## [Dataset excerpts]
* BEGIN *

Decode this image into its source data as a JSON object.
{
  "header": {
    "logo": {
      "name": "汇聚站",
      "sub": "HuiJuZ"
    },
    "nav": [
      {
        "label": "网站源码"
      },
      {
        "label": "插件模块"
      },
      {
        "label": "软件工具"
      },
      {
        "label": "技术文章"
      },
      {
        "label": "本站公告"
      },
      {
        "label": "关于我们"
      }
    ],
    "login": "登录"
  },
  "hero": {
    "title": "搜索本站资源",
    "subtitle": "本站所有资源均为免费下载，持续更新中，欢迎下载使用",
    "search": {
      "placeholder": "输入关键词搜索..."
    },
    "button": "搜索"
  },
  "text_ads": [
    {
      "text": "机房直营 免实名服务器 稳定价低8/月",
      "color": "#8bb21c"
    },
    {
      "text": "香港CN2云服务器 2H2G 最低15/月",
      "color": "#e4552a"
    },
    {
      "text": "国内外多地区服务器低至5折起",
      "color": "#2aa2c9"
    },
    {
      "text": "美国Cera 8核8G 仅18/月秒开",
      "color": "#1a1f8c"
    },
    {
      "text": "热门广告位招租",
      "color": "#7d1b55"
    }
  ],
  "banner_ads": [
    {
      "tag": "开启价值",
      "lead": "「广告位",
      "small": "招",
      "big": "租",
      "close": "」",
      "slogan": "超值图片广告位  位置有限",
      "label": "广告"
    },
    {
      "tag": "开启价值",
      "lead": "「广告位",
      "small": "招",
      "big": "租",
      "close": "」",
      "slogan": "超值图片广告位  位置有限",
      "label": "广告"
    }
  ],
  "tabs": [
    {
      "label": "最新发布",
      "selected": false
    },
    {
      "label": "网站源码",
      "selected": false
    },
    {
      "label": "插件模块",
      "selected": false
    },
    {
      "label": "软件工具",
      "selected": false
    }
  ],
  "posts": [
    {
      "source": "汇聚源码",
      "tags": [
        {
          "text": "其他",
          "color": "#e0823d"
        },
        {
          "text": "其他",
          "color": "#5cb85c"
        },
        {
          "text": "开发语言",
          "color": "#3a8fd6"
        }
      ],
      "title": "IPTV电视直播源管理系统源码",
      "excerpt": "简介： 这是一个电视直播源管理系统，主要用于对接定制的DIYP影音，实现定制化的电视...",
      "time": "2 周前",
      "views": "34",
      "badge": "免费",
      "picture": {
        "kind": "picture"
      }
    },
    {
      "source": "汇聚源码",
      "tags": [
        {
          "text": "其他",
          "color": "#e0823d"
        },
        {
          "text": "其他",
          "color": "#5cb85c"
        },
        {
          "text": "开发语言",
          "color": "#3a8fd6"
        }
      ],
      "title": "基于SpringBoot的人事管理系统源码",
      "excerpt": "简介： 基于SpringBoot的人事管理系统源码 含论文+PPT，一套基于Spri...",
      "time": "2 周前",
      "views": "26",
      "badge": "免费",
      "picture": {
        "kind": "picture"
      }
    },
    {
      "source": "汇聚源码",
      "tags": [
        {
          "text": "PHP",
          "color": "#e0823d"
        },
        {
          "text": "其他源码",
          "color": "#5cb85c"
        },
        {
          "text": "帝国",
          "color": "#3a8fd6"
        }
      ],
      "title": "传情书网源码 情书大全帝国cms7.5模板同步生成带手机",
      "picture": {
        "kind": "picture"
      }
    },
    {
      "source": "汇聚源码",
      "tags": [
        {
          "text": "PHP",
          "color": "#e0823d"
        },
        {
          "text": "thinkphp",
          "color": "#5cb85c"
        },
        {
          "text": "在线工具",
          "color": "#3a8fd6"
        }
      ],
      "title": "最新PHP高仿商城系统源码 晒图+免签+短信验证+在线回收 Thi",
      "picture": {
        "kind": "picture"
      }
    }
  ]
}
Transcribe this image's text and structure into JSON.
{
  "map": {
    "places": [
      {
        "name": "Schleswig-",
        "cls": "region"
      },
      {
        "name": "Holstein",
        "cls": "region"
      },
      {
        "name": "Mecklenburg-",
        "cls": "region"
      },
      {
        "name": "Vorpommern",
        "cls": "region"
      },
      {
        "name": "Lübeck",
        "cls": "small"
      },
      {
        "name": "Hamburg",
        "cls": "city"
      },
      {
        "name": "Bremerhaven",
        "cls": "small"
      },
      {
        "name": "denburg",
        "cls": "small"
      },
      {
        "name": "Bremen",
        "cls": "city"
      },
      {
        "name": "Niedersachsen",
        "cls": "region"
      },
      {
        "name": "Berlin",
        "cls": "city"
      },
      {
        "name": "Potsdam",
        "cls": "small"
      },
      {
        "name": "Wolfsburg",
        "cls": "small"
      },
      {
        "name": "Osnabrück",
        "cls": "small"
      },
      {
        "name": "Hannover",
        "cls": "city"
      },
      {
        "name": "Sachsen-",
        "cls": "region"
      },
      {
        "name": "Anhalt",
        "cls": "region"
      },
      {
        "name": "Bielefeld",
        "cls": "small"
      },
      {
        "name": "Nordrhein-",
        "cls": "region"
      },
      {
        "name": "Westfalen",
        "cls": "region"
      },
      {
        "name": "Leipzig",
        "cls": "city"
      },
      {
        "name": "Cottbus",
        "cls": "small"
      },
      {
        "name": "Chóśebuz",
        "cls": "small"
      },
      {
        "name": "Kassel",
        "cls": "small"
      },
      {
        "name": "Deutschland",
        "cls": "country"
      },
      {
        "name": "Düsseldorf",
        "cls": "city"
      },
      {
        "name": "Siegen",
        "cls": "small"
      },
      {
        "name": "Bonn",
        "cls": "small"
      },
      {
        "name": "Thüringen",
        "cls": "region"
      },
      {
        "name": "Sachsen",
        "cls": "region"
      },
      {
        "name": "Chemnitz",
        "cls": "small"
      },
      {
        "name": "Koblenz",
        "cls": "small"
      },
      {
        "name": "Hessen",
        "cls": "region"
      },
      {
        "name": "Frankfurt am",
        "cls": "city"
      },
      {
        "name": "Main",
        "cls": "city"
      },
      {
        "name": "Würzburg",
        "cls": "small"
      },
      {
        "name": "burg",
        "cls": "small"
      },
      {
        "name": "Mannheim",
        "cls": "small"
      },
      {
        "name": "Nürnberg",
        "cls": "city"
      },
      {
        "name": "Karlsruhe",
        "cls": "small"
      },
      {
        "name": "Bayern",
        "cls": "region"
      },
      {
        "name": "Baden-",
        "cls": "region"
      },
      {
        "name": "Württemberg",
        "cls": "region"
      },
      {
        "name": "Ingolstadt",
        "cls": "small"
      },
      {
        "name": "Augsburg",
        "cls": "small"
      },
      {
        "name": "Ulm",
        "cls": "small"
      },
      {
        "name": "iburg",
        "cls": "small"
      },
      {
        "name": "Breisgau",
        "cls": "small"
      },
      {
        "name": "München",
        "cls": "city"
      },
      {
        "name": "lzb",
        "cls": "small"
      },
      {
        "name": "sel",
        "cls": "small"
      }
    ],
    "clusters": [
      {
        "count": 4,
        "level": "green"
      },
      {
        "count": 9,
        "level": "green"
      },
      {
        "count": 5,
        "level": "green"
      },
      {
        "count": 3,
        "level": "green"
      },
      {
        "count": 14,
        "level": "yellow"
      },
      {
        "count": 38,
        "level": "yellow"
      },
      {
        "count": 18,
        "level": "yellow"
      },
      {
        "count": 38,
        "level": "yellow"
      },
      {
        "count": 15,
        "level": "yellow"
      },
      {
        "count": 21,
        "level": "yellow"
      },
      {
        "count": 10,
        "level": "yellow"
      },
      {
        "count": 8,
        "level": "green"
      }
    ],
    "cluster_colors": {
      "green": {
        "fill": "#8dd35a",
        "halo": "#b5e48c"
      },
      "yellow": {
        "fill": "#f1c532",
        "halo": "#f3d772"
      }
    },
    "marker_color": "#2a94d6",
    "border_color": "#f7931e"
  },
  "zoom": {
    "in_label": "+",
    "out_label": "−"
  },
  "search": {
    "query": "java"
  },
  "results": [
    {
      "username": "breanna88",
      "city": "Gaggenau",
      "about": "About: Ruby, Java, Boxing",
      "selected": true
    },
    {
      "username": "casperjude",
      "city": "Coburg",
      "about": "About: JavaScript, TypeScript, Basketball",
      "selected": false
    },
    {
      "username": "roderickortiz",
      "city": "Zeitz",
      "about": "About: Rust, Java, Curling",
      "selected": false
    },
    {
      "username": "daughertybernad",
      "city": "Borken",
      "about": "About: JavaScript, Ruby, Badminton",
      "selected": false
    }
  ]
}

* END *

## [EXERCISE]
Write out every line of the listing that holds the word "JSON".

## [SOLUTION BELOW]
Decode this image into its source data as a JSON object.
Transcribe this image's text and structure into JSON.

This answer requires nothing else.